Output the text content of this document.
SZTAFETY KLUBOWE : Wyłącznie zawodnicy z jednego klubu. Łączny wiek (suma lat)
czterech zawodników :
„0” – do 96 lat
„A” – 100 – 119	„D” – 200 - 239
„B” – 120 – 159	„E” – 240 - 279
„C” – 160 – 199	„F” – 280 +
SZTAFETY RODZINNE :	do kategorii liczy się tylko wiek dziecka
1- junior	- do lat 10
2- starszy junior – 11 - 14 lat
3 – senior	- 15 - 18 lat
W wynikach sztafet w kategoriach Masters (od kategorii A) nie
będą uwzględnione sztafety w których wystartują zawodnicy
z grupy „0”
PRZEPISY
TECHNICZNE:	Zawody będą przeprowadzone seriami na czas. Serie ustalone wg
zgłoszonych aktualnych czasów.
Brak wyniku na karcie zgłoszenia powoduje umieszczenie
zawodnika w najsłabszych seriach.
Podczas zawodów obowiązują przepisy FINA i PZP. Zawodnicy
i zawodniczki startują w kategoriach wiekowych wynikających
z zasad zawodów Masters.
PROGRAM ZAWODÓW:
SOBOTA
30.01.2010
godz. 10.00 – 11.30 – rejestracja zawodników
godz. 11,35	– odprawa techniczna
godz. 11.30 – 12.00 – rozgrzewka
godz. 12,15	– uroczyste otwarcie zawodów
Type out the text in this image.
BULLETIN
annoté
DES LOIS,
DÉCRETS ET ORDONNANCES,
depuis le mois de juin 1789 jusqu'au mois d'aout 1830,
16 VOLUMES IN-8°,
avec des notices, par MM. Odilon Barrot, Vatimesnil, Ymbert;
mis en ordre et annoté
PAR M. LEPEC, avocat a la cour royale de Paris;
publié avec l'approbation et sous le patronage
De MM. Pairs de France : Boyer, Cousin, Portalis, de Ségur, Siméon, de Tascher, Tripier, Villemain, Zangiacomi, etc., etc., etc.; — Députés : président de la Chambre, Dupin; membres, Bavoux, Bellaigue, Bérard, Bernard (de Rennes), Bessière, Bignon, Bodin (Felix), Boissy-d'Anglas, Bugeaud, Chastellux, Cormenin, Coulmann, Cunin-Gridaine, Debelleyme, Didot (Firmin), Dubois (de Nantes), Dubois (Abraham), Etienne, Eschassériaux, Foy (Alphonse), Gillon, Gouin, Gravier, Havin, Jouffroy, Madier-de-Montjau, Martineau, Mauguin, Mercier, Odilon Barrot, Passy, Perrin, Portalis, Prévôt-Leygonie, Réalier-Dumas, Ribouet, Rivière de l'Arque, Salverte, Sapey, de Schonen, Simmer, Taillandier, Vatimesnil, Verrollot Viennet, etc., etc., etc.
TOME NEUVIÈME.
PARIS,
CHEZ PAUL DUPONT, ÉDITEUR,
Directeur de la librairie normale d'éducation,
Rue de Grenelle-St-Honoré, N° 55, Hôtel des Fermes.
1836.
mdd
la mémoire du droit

*****

§ **GIVEN INSTRUCTION**
Check each line above for the string "text", then copy the ones that have it.

§ **TASK RESPONSE**
Output the text content of this document.
Type out the text in this image.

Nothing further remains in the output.